Task details: Search the records for "mois" and copy each line that holds it.
+++
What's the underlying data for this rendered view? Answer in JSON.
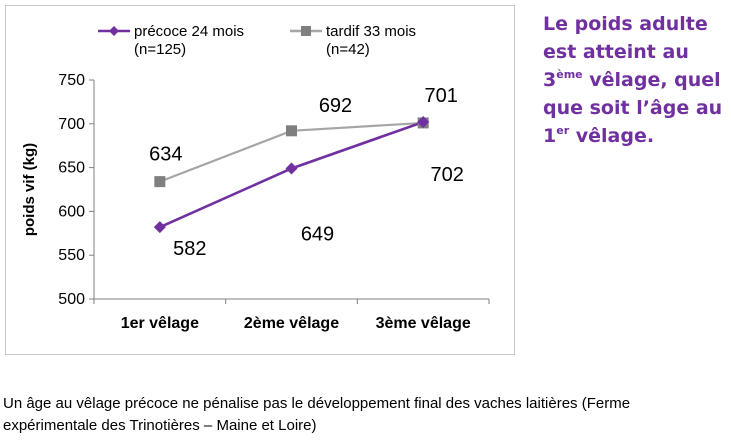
{
  "chart_data": {
    "type": "line",
    "categories": [
      "1er vêlage",
      "2ème vêlage",
      "3ème vêlage"
    ],
    "ylabel": "poids vif (kg)",
    "xlabel": "",
    "ylim": [
      500,
      750
    ],
    "yticks": [
      500,
      550,
      600,
      650,
      700,
      750
    ],
    "grid": false,
    "legend_position": "top",
    "series": [
      {
        "name": "précoce 24 mois",
        "name_sub": "(n=125)",
        "color": "#7030a0",
        "marker": "diamond",
        "values": [
          582,
          649,
          702
        ],
        "labels": [
          "582",
          "649",
          "702"
        ]
      },
      {
        "name": "tardif 33 mois",
        "name_sub": "(n=42)",
        "color": "#a6a6a6",
        "marker": "square",
        "values": [
          634,
          692,
          701
        ],
        "labels": [
          "634",
          "692",
          "701"
        ]
      }
    ]
  },
  "side_note": {
    "line1": "Le poids adulte",
    "line2": "est atteint au",
    "line3_num": "3",
    "line3_sup": "ème",
    "line3_rest": " vêlage, quel",
    "line4": "que soit l’âge au",
    "line5_num": "1",
    "line5_sup": "er",
    "line5_rest": " vêlage.",
    "color": "#7030a0"
  },
  "caption": {
    "line1": "Un âge au vêlage précoce ne pénalise pas le développement final des vaches laitières (Ferme",
    "line2": "expérimentale des Trinotières – Maine et Loire)"
  }
}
+++
Answer to the task:
        "name": "précoce 24 mois",
        "name": "tardif 33 mois",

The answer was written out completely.